What the task asks: Reproduce the complete listing without any deviation.

====

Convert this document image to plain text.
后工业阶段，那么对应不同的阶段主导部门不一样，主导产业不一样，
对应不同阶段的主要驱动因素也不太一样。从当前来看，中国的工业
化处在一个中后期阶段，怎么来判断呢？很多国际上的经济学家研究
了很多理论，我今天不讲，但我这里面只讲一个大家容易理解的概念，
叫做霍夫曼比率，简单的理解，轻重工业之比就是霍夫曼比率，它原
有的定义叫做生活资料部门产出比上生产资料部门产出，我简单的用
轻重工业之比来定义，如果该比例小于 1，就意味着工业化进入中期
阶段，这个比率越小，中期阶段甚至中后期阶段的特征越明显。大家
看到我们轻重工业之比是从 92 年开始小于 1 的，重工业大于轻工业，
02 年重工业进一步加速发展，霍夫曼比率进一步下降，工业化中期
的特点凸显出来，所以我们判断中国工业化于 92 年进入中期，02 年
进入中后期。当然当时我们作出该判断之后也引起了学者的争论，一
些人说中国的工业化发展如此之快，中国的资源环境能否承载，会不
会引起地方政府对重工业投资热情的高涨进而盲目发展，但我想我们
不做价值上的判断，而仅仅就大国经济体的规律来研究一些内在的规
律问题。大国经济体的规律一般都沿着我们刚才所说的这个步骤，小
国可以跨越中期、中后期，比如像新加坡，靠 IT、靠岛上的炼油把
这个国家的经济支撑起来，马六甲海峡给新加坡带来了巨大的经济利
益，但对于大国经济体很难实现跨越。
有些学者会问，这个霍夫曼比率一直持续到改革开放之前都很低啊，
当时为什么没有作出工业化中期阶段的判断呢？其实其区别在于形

====

Result of the task:
Convert this document image to plain text.
后工业阶段，那么对应不同的阶段主导部门不一样，主导产业不一样，
对应不同阶段的主要驱动因素也不太一样。从当前来看，中国的工业
化处在一个中后期阶段，怎么来判断呢？很多国际上的经济学家研究
了很多理论，我今天不讲，但我这里面只讲一个大家容易理解的概念，
叫做霍夫曼比率，简单的理解，轻重工业之比就是霍夫曼比率，它原
有的定义叫做生活资料部门产出比上生产资料部门产出，我简单的用
轻重工业之比来定义，如果该比例小于 1，就意味着工业化进入中期
阶段，这个比率越小，中期阶段甚至中后期阶段的特征越明显。大家
看到我们轻重工业之比是从 92 年开始小于 1 的，重工业大于轻工业，
02 年重工业进一步加速发展，霍夫曼比率进一步下降，工业化中期
的特点凸显出来，所以我们判断中国工业化于 92 年进入中期，02 年
进入中后期。当然当时我们作出该判断之后也引起了学者的争论，一
些人说中国的工业化发展如此之快，中国的资源环境能否承载，会不
会引起地方政府对重工业投资热情的高涨进而盲目发展，但我想我们
不做价值上的判断，而仅仅就大国经济体的规律来研究一些内在的规
律问题。大国经济体的规律一般都沿着我们刚才所说的这个步骤，小
国可以跨越中期、中后期，比如像新加坡，靠 IT、靠岛上的炼油把
这个国家的经济支撑起来，马六甲海峡给新加坡带来了巨大的经济利
益，但对于大国经济体很难实现跨越。
有些学者会问，这个霍夫曼比率一直持续到改革开放之前都很低啊，
当时为什么没有作出工业化中期阶段的判断呢？其实其区别在于形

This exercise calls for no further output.